* Requirement: Using the data below, gather each line that includes the word "Chargers".

**** Given records ****

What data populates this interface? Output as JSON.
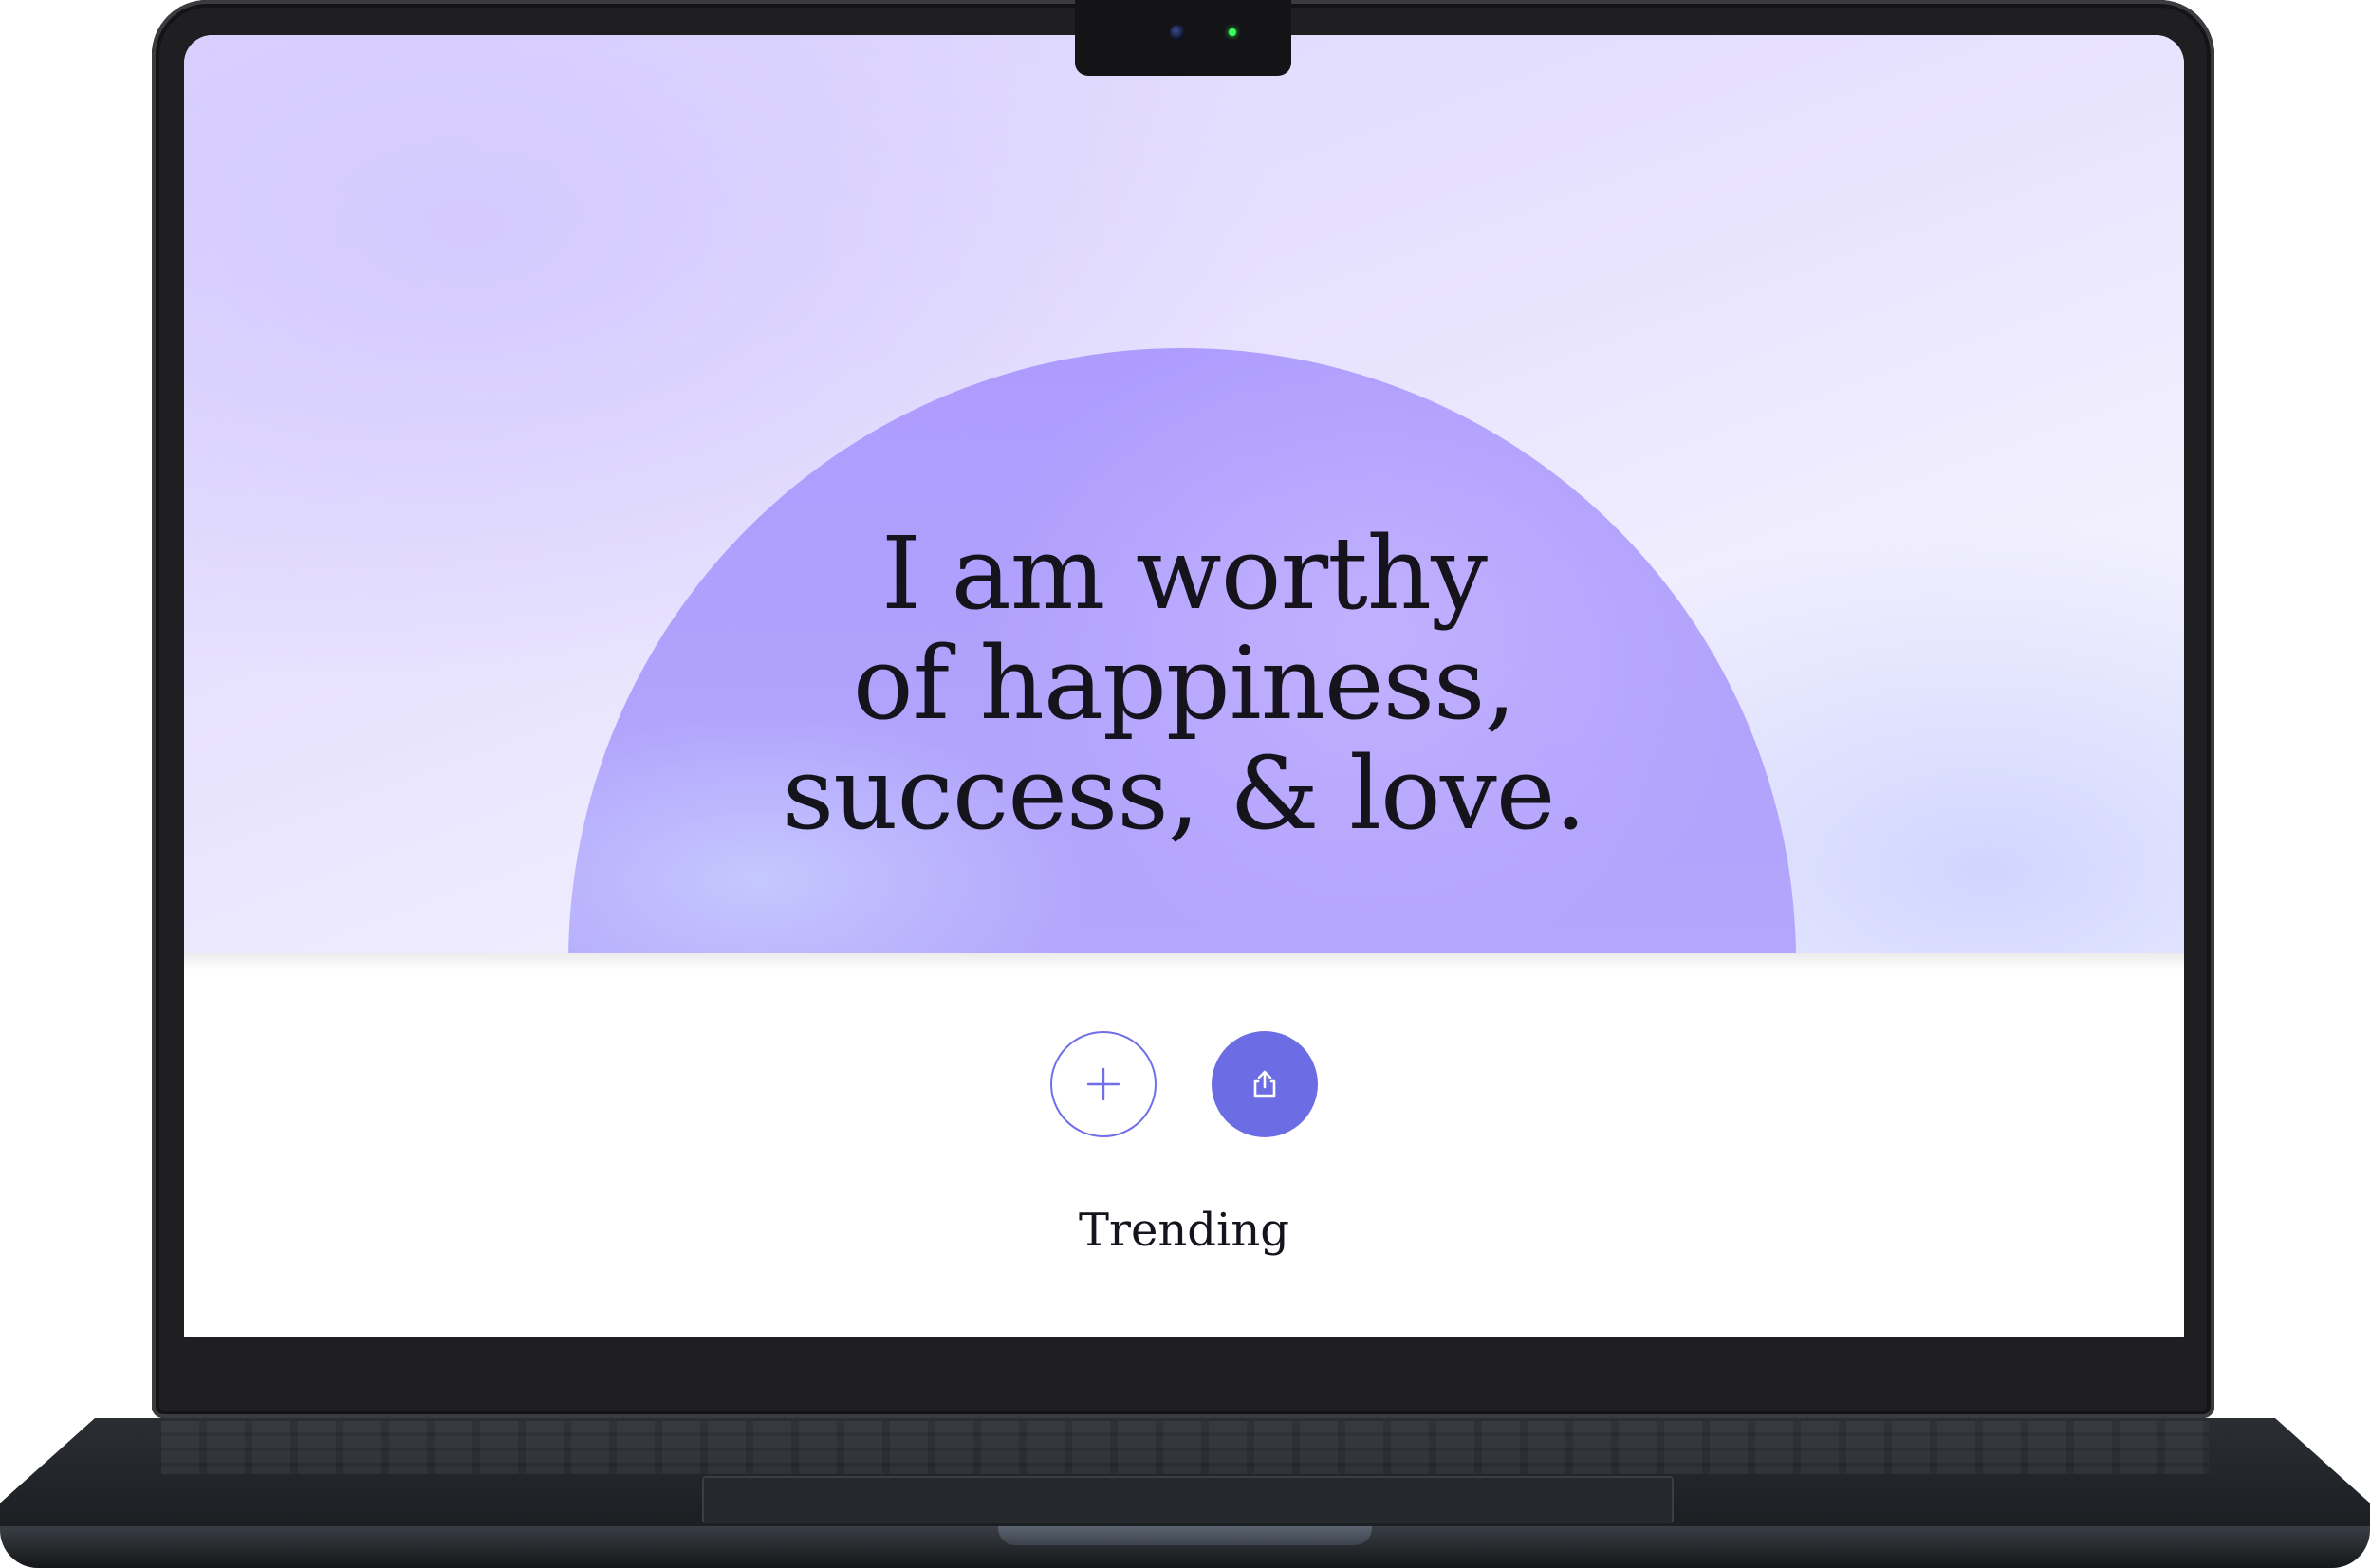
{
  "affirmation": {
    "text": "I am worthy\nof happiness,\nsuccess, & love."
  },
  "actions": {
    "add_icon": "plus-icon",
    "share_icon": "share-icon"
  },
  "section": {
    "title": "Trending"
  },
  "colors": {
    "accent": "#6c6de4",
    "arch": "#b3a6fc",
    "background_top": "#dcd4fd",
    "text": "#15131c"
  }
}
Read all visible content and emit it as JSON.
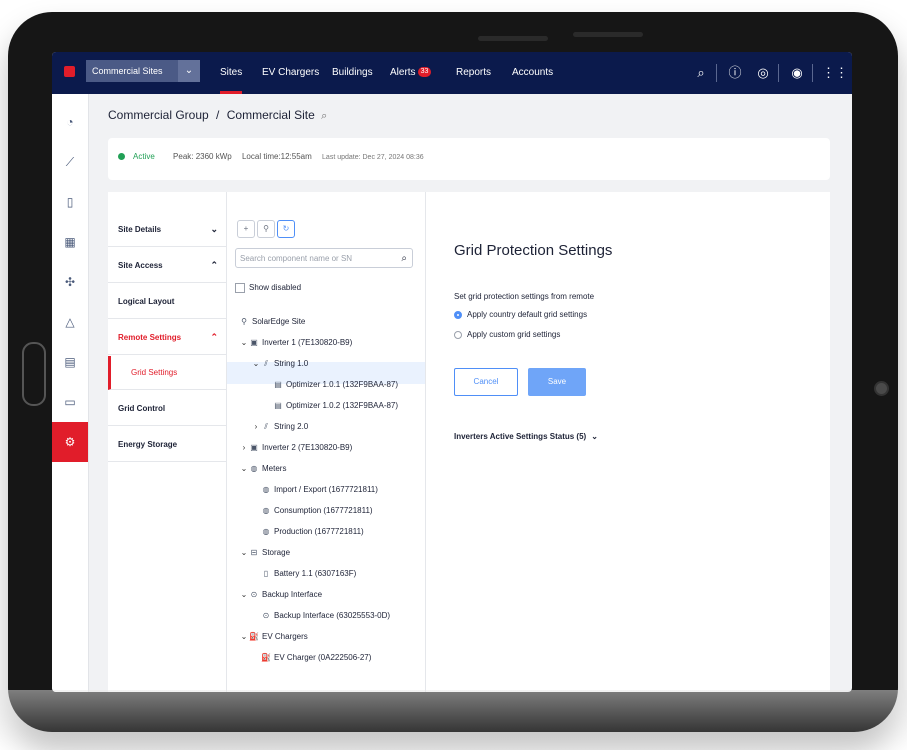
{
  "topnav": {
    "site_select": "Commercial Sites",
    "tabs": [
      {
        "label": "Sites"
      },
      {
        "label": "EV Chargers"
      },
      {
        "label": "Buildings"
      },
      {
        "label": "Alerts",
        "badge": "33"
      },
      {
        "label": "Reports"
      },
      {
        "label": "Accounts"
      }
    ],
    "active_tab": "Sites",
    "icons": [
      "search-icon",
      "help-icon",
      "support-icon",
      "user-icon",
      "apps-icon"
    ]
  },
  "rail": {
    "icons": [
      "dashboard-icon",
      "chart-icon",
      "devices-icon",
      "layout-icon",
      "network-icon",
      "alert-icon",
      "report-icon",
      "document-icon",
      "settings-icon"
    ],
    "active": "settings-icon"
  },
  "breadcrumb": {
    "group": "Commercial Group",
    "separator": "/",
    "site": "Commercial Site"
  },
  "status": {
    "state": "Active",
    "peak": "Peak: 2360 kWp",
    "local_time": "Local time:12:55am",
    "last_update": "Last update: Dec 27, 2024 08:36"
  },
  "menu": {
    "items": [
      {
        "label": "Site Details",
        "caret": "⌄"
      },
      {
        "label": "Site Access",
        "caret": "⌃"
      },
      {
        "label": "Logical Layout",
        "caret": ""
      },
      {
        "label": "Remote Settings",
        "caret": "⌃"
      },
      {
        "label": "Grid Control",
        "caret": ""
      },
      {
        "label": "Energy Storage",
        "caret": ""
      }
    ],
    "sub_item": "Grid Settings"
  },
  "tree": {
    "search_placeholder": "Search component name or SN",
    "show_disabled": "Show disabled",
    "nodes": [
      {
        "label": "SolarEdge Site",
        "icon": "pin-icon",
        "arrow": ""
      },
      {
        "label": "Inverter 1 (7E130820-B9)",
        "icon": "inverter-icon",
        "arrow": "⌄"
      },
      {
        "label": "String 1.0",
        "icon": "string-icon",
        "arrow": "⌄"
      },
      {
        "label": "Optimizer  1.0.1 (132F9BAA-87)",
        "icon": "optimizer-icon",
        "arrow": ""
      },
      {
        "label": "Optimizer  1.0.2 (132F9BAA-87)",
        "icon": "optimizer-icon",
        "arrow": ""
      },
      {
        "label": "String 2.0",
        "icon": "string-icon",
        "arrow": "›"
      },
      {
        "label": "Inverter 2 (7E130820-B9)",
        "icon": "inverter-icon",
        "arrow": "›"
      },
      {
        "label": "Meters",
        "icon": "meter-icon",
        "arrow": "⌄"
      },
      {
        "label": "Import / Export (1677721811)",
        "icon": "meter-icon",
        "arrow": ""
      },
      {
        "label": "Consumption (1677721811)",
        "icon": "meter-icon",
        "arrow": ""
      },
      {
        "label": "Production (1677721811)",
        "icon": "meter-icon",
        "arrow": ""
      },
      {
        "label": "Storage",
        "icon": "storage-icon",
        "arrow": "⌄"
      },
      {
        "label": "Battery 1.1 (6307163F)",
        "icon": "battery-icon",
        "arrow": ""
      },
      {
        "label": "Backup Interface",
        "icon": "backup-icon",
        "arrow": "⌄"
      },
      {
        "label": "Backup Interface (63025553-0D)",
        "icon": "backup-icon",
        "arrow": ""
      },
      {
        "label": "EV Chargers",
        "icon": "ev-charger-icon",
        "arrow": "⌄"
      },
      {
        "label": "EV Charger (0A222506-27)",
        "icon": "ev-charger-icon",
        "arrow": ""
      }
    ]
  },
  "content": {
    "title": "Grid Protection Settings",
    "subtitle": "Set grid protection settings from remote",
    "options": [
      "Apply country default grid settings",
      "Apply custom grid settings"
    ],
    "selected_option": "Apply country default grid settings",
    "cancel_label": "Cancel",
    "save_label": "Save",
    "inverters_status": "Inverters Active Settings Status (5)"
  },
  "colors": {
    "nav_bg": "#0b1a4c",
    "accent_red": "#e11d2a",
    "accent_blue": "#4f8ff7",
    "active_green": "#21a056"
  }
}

****

* Answer in full:
        "label": "EV Chargers"
        "label": "EV Chargers",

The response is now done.